YOUR GOAL →
The listing below is the input. Say how many of its lines contain "curves", giving the number alone.

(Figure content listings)
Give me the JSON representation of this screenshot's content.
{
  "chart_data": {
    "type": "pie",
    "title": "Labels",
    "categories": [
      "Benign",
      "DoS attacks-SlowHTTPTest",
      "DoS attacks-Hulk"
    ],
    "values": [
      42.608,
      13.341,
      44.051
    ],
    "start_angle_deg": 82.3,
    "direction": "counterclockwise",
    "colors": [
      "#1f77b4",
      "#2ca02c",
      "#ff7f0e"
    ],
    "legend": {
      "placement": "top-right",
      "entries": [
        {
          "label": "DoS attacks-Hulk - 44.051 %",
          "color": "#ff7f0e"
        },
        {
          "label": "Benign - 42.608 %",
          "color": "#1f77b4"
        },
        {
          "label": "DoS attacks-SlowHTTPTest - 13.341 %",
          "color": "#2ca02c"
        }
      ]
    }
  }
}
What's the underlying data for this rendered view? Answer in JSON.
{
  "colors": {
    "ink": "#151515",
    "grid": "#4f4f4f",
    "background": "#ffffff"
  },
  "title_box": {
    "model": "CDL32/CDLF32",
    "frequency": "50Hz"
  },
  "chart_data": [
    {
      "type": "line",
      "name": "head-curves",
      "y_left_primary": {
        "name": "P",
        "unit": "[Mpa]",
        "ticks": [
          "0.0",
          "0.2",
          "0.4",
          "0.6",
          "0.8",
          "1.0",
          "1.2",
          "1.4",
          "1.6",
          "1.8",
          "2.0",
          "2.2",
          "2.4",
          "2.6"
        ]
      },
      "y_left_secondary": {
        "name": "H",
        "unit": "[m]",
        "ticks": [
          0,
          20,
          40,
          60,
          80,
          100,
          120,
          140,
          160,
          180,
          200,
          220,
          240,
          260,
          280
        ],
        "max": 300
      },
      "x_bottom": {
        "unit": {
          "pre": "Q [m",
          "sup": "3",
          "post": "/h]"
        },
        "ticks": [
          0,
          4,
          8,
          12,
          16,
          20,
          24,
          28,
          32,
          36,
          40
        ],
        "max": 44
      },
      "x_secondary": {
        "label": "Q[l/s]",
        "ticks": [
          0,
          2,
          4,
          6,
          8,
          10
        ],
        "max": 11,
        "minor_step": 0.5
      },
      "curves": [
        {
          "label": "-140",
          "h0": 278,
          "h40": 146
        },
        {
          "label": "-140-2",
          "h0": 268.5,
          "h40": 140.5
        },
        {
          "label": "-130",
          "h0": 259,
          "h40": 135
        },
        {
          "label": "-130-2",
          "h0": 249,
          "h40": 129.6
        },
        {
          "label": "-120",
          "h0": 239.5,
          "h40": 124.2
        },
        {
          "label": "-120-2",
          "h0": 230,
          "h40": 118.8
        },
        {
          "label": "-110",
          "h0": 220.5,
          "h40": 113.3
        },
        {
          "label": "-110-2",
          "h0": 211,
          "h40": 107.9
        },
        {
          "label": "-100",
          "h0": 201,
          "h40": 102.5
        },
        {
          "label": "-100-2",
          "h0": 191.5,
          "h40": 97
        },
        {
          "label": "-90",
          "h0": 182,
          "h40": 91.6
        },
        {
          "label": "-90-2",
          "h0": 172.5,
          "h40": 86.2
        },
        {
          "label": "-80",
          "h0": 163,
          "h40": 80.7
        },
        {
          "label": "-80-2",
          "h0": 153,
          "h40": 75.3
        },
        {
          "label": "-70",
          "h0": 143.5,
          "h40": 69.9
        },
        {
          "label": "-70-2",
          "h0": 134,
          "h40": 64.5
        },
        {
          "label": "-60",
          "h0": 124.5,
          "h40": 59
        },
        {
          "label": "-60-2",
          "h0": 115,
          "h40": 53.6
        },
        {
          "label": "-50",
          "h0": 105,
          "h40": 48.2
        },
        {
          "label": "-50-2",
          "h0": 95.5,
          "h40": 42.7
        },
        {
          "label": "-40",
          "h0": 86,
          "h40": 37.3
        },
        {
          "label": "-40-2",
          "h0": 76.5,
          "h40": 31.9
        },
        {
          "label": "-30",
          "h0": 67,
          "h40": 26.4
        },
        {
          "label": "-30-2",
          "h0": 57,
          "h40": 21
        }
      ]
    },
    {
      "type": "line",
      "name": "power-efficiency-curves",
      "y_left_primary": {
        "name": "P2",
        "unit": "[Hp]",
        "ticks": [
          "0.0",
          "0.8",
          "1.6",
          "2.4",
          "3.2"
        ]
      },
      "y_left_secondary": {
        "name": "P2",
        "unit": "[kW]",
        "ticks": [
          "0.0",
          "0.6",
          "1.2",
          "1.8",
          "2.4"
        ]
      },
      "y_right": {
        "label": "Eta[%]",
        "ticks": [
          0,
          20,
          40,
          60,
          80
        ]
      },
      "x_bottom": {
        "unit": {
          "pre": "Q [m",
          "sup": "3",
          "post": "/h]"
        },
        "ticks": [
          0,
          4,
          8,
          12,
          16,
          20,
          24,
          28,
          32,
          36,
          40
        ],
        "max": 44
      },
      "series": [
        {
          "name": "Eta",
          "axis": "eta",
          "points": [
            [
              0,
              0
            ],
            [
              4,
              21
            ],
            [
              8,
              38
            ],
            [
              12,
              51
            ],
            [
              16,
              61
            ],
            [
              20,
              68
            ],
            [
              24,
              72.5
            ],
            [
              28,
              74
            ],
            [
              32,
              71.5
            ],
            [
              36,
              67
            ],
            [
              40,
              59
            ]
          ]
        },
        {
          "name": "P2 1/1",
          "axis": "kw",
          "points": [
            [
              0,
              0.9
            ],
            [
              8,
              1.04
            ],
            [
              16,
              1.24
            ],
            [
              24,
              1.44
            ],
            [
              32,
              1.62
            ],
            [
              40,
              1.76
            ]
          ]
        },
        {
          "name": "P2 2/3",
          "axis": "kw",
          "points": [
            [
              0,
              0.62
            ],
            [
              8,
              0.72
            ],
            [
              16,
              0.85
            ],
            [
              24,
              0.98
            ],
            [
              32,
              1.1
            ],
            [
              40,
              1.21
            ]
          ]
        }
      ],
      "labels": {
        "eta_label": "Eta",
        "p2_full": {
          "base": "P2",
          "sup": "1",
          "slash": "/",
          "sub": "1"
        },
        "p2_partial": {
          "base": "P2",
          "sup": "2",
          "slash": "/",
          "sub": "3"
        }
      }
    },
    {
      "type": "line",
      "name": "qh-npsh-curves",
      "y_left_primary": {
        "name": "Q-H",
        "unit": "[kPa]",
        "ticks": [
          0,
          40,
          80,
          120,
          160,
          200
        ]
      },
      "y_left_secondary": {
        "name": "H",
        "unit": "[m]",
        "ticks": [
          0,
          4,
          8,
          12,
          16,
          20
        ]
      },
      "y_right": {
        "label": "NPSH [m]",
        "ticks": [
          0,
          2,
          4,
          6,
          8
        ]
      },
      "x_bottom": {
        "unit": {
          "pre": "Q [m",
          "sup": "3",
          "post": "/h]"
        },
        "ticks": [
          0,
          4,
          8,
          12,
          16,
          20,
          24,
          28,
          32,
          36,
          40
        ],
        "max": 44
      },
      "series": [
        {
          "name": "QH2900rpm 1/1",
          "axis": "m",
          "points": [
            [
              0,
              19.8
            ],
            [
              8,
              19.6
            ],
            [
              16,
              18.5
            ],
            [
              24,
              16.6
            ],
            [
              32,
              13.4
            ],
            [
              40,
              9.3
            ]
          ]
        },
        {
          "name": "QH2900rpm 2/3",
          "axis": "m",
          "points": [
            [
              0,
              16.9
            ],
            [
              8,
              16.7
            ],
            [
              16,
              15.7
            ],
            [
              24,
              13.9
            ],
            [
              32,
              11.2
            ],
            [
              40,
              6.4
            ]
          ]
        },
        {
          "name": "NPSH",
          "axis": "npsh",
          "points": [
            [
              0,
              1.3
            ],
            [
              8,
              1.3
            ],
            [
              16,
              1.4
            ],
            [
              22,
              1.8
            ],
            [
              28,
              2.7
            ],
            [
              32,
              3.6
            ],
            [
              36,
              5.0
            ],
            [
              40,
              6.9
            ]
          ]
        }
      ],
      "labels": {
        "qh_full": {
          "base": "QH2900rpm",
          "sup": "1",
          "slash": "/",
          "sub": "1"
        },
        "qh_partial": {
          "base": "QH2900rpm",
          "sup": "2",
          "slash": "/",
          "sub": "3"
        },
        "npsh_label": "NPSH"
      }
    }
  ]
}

CORRECT RESULT →
4